Excerpt to read:
The containers are already running with OH3.2.0 on a RS1221+, even if not required in parallel, since I separated network.

The only question I still have:

How to migrate configuration data from one container to another?

I know. That is already considered in my system design and validated. I have two openHAB (3.1 and 3.2) talked to the same controller - of course not at the same time, but in sequence.

Yes, I do use Alexa and also Siri.

I guess I do not need multiple profiles, if only one of the three instances is running at the same time.

Well, that’s either very simple

… but in your intended setup I presume it is going to be a pita because you will be having parts of the system you cannot simply copy but will have to adapt every time you want to sync forward.
Re-link items to channels and things to hardware, state changes in actuators every time you restart etc … there is much more work and pitfalls ahead than what you seem to be anticipating. The devil is in the details on these.
And yes I have been there before, doing a very similar thing for a multi million $ business telco switch system … the “migration script” finally was on the order of several thousand lines of code, not to mention the time it took to make it work under any conditions, in particular with ever-changing config/rules on the source system side.
Which is another of those reasons I mentioned why this 3-stage concept is inappropriate for application to home automation. Take the advice or not, but I’d still claim it ain’t worth the effort.

On a sidenote, I don’t see the point about all of this when you shutdown production every time to test development. Simpler and less impacting to edit production right away, there’s better means to ensure integrity (e.g. git config storage).

@mstormi, I do not want to start or have a discussion on the philosophy of multi-stage environments. They are considered as best-practice for corporate application environments. I respect your view, that this is inappropriate for a home automation user to operate his home, but that was not my question. So thanks for your view.

That being said, I am coming back to my question:

Does anybody have experience with migrating openHAB configuration from one container to another?

Yes, yes it really is that easy, unless you have some other requirements and aims not yet mentioned.

Frankly, it’s way less work to use git and branches for this most of the time, only resorting to separate containers to deal with upgrades (and often it’s not worth it even then). If it’s the same config information, running it in a separate container is kind of pointless. All it proves is “yes, the same config running on the same software and hardware runs the same way, who would have thought?”

Ultimately, most of us with a professional IT background have been down this path before and we all pretty much decide it’s simply not worth the effort. It is so much work for so little benefit. But some lessons must be experienced to be leaned sometimes.

Not really.

As long it is the same config, you might be right. But as said, I want to do config changes in dev environment and move that over to the succeeding environments. I aim to do this with upgrades as well.

I just “migrated” OH3.2 from MacOS to my Synology-based container, which was very easy: Copy over all files in /conf und /userdata.
I was afraid of doing that since I read frightening stuff about this move. It turned out that I only had to find a solution for speedtest CLI, which was easy, since I replaced it with a dedicated container.

For me it was a quite easy business case: I had to replace an outdated Mac Mini with openHab on it and an AirportExpress as TimeMachine target. Synology was my perfect match for that replacement: openHab containers + acting as TimeMachine target.

Maybe I do not see the effort yet, but if migrating from one container to another is that easy as from the Mac to a container, I am not afraid of it.
I am not sure if the effort for getting familiar with git (not a developer) and keeping that maintained is lower. I plan to have as few config change as possible… :wink: If there is one, I copy over to test/prod, once it is stable.

Given data:
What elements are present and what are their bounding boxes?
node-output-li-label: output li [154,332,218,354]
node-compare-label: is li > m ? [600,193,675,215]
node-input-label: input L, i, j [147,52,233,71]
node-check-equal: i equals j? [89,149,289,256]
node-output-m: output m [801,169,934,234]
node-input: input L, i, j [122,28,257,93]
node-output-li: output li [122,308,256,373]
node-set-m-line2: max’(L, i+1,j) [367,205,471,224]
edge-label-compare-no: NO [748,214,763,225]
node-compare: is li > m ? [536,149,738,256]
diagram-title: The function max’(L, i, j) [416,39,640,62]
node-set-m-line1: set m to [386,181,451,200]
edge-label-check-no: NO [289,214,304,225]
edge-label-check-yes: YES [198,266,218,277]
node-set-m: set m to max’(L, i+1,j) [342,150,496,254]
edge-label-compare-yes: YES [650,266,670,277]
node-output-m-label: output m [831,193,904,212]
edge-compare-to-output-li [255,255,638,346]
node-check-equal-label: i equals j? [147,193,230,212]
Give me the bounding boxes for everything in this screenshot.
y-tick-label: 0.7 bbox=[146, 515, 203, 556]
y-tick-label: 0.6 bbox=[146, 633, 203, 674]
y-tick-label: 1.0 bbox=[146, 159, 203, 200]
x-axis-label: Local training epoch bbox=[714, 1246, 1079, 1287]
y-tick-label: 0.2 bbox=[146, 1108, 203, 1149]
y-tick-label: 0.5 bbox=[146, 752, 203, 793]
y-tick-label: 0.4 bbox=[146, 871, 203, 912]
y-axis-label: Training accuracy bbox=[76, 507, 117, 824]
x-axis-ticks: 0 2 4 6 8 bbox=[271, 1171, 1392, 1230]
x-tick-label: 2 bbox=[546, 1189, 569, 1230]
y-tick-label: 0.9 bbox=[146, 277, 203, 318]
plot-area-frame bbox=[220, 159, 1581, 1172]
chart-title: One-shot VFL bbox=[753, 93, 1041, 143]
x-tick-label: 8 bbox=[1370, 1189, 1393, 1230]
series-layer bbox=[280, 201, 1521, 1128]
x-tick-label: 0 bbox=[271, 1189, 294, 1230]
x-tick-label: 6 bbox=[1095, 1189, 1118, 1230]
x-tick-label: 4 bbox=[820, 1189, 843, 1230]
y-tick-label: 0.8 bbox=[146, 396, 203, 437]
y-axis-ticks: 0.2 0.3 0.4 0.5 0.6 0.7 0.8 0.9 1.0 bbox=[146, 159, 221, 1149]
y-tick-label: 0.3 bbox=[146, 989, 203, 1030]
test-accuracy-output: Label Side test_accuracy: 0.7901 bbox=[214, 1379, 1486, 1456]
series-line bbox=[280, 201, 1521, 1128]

Task 1:
From the openHAB discussion, return the part that opens with the words containing "Not really." and closes with "in /conf und /userdata.".
Task 2:
Answer the following from the openHAB discussion:
(a) On which device are the containers already running with OH3.2.0?
(b) Which two openHAB versions talked to the same controller?
(c) Which folders were copied when moving OH3.2 from MacOS to the Synology-based container?

Task output 1:
Not really.

As long it is the same config, you might be right. But as said, I want to do config changes in dev environment and move that over to the succeeding environments. I aim to do this with upgrades as well.

I just “migrated” OH3.2 from MacOS to my Synology-based container, which was very easy: Copy over all files in /conf und /userdata.

Task output 2:
(a) An RS1221+.
(b) Versions 3.1 and 3.2.
(c) /conf and /userdata.